### JOB
Extract the full listing verbatim and drop any pictures from your copy.

### Data entries
┄┄┄┄┄┄
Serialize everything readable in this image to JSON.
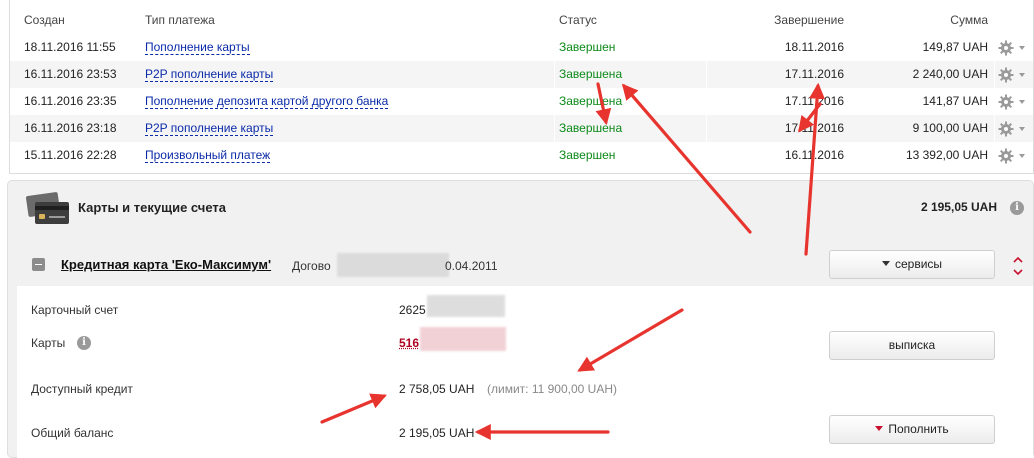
{
  "payments": {
    "columns": {
      "created": "Создан",
      "type": "Тип платежа",
      "status": "Статус",
      "completion": "Завершение",
      "amount": "Сумма"
    },
    "rows": [
      {
        "created": "18.11.2016 11:55",
        "type": "Пополнение карты",
        "status": "Завершен",
        "completion": "18.11.2016",
        "amount": "149,87 UAH"
      },
      {
        "created": "16.11.2016 23:53",
        "type": "P2P пополнение карты",
        "status": "Завершена",
        "completion": "17.11.2016",
        "amount": "2 240,00 UAH"
      },
      {
        "created": "16.11.2016 23:35",
        "type": "Пополнение депозита картой другого банка",
        "status": "Завершена",
        "completion": "17.11.2016",
        "amount": "141,87 UAH"
      },
      {
        "created": "16.11.2016 23:18",
        "type": "P2P пополнение карты",
        "status": "Завершена",
        "completion": "17.11.2016",
        "amount": "9 100,00 UAH"
      },
      {
        "created": "15.11.2016 22:28",
        "type": "Произвольный платеж",
        "status": "Завершен",
        "completion": "16.11.2016",
        "amount": "13 392,00 UAH"
      }
    ],
    "gear_icon": "gear-icon"
  },
  "cards": {
    "title": "Карты и текущие счета",
    "total": "2 195,05 UAH",
    "card": {
      "name": "Кредитная карта 'Еко-Максимум'",
      "contract_prefix": "Догово",
      "contract_date_suffix": "0.04.2011",
      "services_label": "сервисы",
      "statement_label": "выписка",
      "topup_label": "Пополнить",
      "account_label": "Карточный счет",
      "account_value": "2625",
      "cards_label": "Карты",
      "cards_value": "516",
      "available_label": "Доступный кредит",
      "available_value": "2 758,05 UAH",
      "limit_text": "(лимит: 11 900,00 UAH)",
      "balance_label": "Общий баланс",
      "balance_value": "2 195,05 UAH"
    }
  },
  "colors": {
    "status_green": "#0c8a1a",
    "link_blue": "#0a2aa8",
    "annotation_red": "#e8342e",
    "accent_red": "#c8102e"
  }
}
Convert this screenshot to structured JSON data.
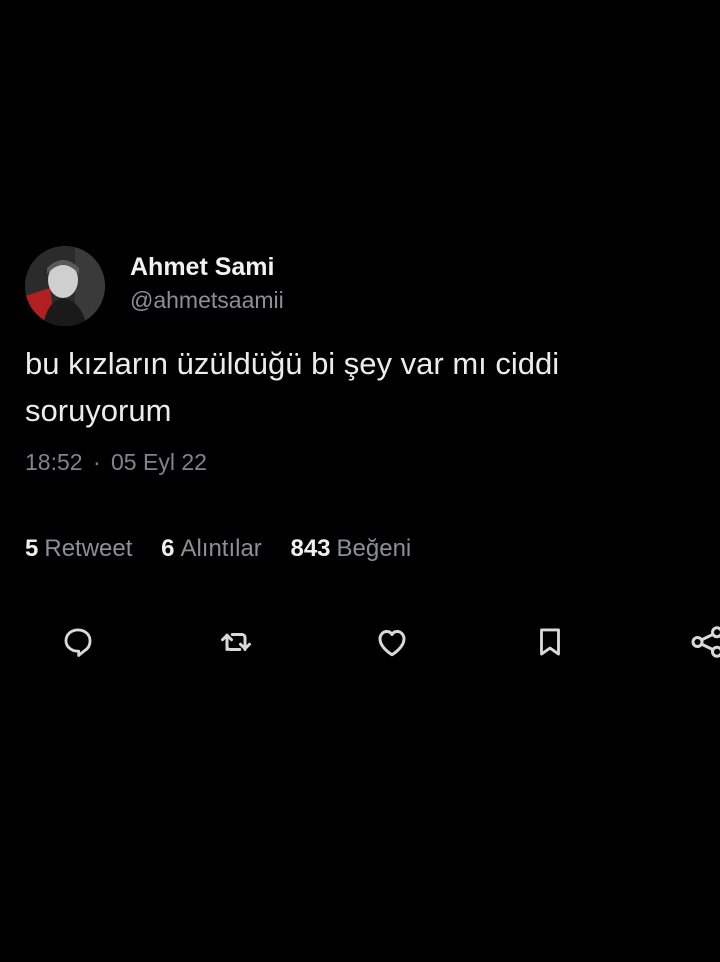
{
  "author": {
    "display_name": "Ahmet Sami",
    "handle": "@ahmetsaamii"
  },
  "tweet": {
    "text": "bu kızların üzüldüğü bi şey var mı ciddi soruyorum",
    "time": "18:52",
    "separator": "·",
    "date": "05 Eyl 22"
  },
  "stats": [
    {
      "count": "5",
      "label": "Retweet"
    },
    {
      "count": "6",
      "label": "Alıntılar"
    },
    {
      "count": "843",
      "label": "Beğeni"
    }
  ],
  "actions": {
    "icons": [
      "reply-icon",
      "retweet-icon",
      "like-icon",
      "bookmark-icon",
      "share-icon"
    ]
  },
  "colors": {
    "background": "#000000",
    "text_primary": "#e7e9ea",
    "text_secondary": "#8b9096",
    "icon": "#d9d9d9"
  }
}
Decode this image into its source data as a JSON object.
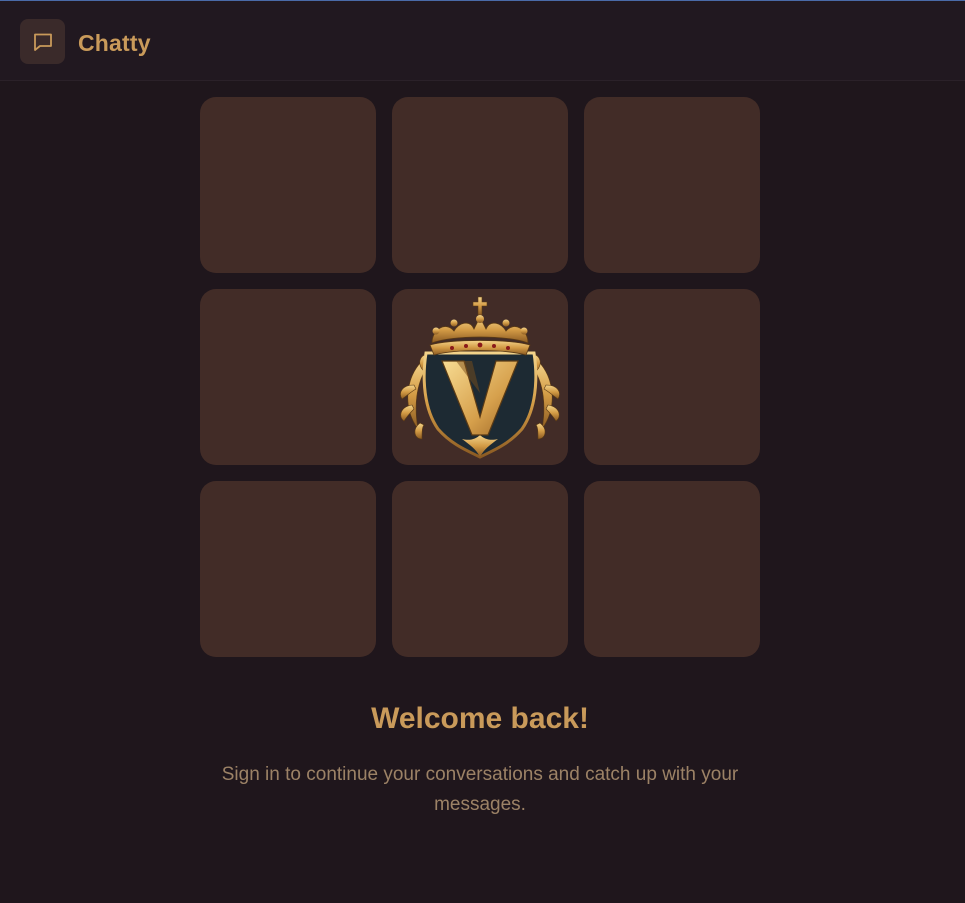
{
  "app": {
    "name": "Chatty",
    "icon": "chat-bubble-icon"
  },
  "grid": {
    "tiles": 9,
    "center_emblem": "crown-v-emblem"
  },
  "auth": {
    "title": "Welcome back!",
    "subtitle": "Sign in to continue your conversations and catch up with your messages."
  },
  "colors": {
    "background": "#1f161c",
    "navbar": "#211820",
    "tile": "#422c27",
    "accent": "#c99a5a",
    "muted_text": "#9c8266"
  }
}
┄┄┄┄┄┄
### SOLUTION TO THIS EXERCISE
Serialize everything readable in this image to JSON.
{
  "payments": {
    "columns": {
      "created": "Создан",
      "type": "Тип платежа",
      "status": "Статус",
      "completion": "Завершение",
      "amount": "Сумма"
    },
    "rows": [
      {
        "created": "18.11.2016 11:55",
        "type": "Пополнение карты",
        "status": "Завершен",
        "completion": "18.11.2016",
        "amount": "149,87 UAH"
      },
      {
        "created": "16.11.2016 23:53",
        "type": "P2P пополнение карты",
        "status": "Завершена",
        "completion": "17.11.2016",
        "amount": "2 240,00 UAH"
      },
      {
        "created": "16.11.2016 23:35",
        "type": "Пополнение депозита картой другого банка",
        "status": "Завершена",
        "completion": "17.11.2016",
        "amount": "141,87 UAH"
      },
      {
        "created": "16.11.2016 23:18",
        "type": "P2P пополнение карты",
        "status": "Завершена",
        "completion": "17.11.2016",
        "amount": "9 100,00 UAH"
      },
      {
        "created": "15.11.2016 22:28",
        "type": "Произвольный платеж",
        "status": "Завершен",
        "completion": "16.11.2016",
        "amount": "13 392,00 UAH"
      }
    ],
    "gear_icon": "gear-icon"
  },
  "cards": {
    "title": "Карты и текущие счета",
    "total": "2 195,05 UAH",
    "card": {
      "name": "Кредитная карта 'Еко-Максимум'",
      "contract_prefix": "Догово",
      "contract_date_suffix": "0.04.2011",
      "services_label": "сервисы",
      "statement_label": "выписка",
      "topup_label": "Пополнить",
      "account_label": "Карточный счет",
      "account_value": "2625",
      "cards_label": "Карты",
      "cards_value": "516",
      "available_label": "Доступный кредит",
      "available_value": "2 758,05 UAH",
      "limit_text": "(лимит: 11 900,00 UAH)",
      "balance_label": "Общий баланс",
      "balance_value": "2 195,05 UAH"
    }
  },
  "colors": {
    "status_green": "#0c8a1a",
    "link_blue": "#0a2aa8",
    "annotation_red": "#e8342e",
    "accent_red": "#c8102e"
  }
}
Convert this screenshot to structured JSON data.
{
  "author": {
    "display_name": "Ahmet Sami",
    "handle": "@ahmetsaamii"
  },
  "tweet": {
    "text": "bu kızların üzüldüğü bi şey var mı ciddi soruyorum",
    "time": "18:52",
    "separator": "·",
    "date": "05 Eyl 22"
  },
  "stats": [
    {
      "count": "5",
      "label": "Retweet"
    },
    {
      "count": "6",
      "label": "Alıntılar"
    },
    {
      "count": "843",
      "label": "Beğeni"
    }
  ],
  "actions": {
    "icons": [
      "reply-icon",
      "retweet-icon",
      "like-icon",
      "bookmark-icon",
      "share-icon"
    ]
  },
  "colors": {
    "background": "#000000",
    "text_primary": "#e7e9ea",
    "text_secondary": "#8b9096",
    "icon": "#d9d9d9"
  }
}
Decode this image into its source data as a JSON object.
{
  "app": {
    "name": "Chatty",
    "icon": "chat-bubble-icon"
  },
  "grid": {
    "tiles": 9,
    "center_emblem": "crown-v-emblem"
  },
  "auth": {
    "title": "Welcome back!",
    "subtitle": "Sign in to continue your conversations and catch up with your messages."
  },
  "colors": {
    "background": "#1f161c",
    "navbar": "#211820",
    "tile": "#422c27",
    "accent": "#c99a5a",
    "muted_text": "#9c8266"
  }
}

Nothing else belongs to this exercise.